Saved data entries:
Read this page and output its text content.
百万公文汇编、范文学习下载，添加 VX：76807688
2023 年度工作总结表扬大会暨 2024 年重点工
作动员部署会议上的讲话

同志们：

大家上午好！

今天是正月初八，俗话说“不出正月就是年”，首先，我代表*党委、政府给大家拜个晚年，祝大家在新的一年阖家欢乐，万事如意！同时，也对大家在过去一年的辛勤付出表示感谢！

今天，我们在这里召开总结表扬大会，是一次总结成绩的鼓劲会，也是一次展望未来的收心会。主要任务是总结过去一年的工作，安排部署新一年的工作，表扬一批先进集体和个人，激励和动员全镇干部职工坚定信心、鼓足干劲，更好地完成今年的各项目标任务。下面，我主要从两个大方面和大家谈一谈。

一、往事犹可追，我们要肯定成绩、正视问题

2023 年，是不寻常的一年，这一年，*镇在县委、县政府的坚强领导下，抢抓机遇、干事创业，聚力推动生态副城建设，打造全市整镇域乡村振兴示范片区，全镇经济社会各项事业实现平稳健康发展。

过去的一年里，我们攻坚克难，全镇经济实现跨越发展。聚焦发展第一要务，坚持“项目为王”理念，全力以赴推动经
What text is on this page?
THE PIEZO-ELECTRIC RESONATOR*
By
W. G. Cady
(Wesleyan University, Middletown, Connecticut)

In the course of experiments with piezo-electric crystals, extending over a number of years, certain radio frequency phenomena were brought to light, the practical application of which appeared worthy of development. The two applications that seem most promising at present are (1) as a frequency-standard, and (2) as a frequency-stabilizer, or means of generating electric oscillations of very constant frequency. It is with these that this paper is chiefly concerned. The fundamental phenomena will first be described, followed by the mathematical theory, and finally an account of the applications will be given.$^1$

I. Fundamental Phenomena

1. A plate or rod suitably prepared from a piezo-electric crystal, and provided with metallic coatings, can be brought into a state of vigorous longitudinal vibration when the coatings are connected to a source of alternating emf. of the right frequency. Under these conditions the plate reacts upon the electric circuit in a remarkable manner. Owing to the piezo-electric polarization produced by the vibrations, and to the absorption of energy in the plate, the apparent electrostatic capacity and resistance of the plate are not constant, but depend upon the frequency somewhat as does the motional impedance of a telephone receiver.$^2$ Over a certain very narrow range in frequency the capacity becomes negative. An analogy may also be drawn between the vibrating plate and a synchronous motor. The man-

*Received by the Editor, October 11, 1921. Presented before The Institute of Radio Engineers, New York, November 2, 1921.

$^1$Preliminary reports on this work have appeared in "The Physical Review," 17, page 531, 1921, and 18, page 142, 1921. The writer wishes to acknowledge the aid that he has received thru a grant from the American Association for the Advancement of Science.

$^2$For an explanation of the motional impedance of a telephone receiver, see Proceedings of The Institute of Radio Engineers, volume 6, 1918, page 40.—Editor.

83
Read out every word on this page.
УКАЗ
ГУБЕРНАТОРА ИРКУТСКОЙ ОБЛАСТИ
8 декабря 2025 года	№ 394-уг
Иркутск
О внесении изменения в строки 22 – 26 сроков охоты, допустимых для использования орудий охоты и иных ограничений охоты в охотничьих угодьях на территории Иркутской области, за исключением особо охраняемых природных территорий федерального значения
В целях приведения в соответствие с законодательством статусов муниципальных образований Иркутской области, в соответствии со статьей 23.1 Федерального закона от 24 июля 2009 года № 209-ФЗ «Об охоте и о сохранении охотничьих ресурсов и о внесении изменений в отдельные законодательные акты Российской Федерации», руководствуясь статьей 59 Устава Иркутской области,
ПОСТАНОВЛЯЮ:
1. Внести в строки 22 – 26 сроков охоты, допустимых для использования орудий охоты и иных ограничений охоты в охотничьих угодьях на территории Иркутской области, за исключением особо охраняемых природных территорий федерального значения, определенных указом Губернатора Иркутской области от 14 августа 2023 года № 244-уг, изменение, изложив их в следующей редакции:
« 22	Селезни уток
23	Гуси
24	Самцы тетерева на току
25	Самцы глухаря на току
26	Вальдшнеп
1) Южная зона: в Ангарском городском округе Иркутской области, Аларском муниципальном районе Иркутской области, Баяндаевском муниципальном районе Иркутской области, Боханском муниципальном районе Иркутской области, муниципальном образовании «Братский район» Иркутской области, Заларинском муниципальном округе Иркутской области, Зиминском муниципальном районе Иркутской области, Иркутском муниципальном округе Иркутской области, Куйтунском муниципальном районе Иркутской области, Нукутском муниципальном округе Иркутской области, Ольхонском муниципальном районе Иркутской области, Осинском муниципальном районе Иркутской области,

Problem: Repeat the preceding lines exactly, please, every one of them.

Result of this exercise:
Read this page and output its text content.
百万公文汇编、范文学习下载，添加 VX：76807688
2023 年度工作总结表扬大会暨 2024 年重点工
作动员部署会议上的讲话

同志们：

大家上午好！

今天是正月初八，俗话说“不出正月就是年”，首先，我代表*党委、政府给大家拜个晚年，祝大家在新的一年阖家欢乐，万事如意！同时，也对大家在过去一年的辛勤付出表示感谢！

今天，我们在这里召开总结表扬大会，是一次总结成绩的鼓劲会，也是一次展望未来的收心会。主要任务是总结过去一年的工作，安排部署新一年的工作，表扬一批先进集体和个人，激励和动员全镇干部职工坚定信心、鼓足干劲，更好地完成今年的各项目标任务。下面，我主要从两个大方面和大家谈一谈。

一、往事犹可追，我们要肯定成绩、正视问题

2023 年，是不寻常的一年，这一年，*镇在县委、县政府的坚强领导下，抢抓机遇、干事创业，聚力推动生态副城建设，打造全市整镇域乡村振兴示范片区，全镇经济社会各项事业实现平稳健康发展。

过去的一年里，我们攻坚克难，全镇经济实现跨越发展。聚焦发展第一要务，坚持“项目为王”理念，全力以赴推动经
What text is on this page?
THE PIEZO-ELECTRIC RESONATOR*
By
W. G. Cady
(Wesleyan University, Middletown, Connecticut)

In the course of experiments with piezo-electric crystals, extending over a number of years, certain radio frequency phenomena were brought to light, the practical application of which appeared worthy of development. The two applications that seem most promising at present are (1) as a frequency-standard, and (2) as a frequency-stabilizer, or means of generating electric oscillations of very constant frequency. It is with these that this paper is chiefly concerned. The fundamental phenomena will first be described, followed by the mathematical theory, and finally an account of the applications will be given.$^1$

I. Fundamental Phenomena

1. A plate or rod suitably prepared from a piezo-electric crystal, and provided with metallic coatings, can be brought into a state of vigorous longitudinal vibration when the coatings are connected to a source of alternating emf. of the right frequency. Under these conditions the plate reacts upon the electric circuit in a remarkable manner. Owing to the piezo-electric polarization produced by the vibrations, and to the absorption of energy in the plate, the apparent electrostatic capacity and resistance of the plate are not constant, but depend upon the frequency somewhat as does the motional impedance of a telephone receiver.$^2$ Over a certain very narrow range in frequency the capacity becomes negative. An analogy may also be drawn between the vibrating plate and a synchronous motor. The man-

*Received by the Editor, October 11, 1921. Presented before The Institute of Radio Engineers, New York, November 2, 1921.

$^1$Preliminary reports on this work have appeared in "The Physical Review," 17, page 531, 1921, and 18, page 142, 1921. The writer wishes to acknowledge the aid that he has received thru a grant from the American Association for the Advancement of Science.

$^2$For an explanation of the motional impedance of a telephone receiver, see Proceedings of The Institute of Radio Engineers, volume 6, 1918, page 40.—Editor.

83
Read out every word on this page.
УКАЗ
ГУБЕРНАТОРА ИРКУТСКОЙ ОБЛАСТИ
8 декабря 2025 года	№ 394-уг
Иркутск
О внесении изменения в строки 22 – 26 сроков охоты, допустимых для использования орудий охоты и иных ограничений охоты в охотничьих угодьях на территории Иркутской области, за исключением особо охраняемых природных территорий федерального значения
В целях приведения в соответствие с законодательством статусов муниципальных образований Иркутской области, в соответствии со статьей 23.1 Федерального закона от 24 июля 2009 года № 209-ФЗ «Об охоте и о сохранении охотничьих ресурсов и о внесении изменений в отдельные законодательные акты Российской Федерации», руководствуясь статьей 59 Устава Иркутской области,
ПОСТАНОВЛЯЮ:
1. Внести в строки 22 – 26 сроков охоты, допустимых для использования орудий охоты и иных ограничений охоты в охотничьих угодьях на территории Иркутской области, за исключением особо охраняемых природных территорий федерального значения, определенных указом Губернатора Иркутской области от 14 августа 2023 года № 244-уг, изменение, изложив их в следующей редакции:
« 22	Селезни уток
23	Гуси
24	Самцы тетерева на току
25	Самцы глухаря на току
26	Вальдшнеп
1) Южная зона: в Ангарском городском округе Иркутской области, Аларском муниципальном районе Иркутской области, Баяндаевском муниципальном районе Иркутской области, Боханском муниципальном районе Иркутской области, муниципальном образовании «Братский район» Иркутской области, Заларинском муниципальном округе Иркутской области, Зиминском муниципальном районе Иркутской области, Иркутском муниципальном округе Иркутской области, Куйтунском муниципальном районе Иркутской области, Нукутском муниципальном округе Иркутской области, Ольхонском муниципальном районе Иркутской области, Осинском муниципальном районе Иркутской области,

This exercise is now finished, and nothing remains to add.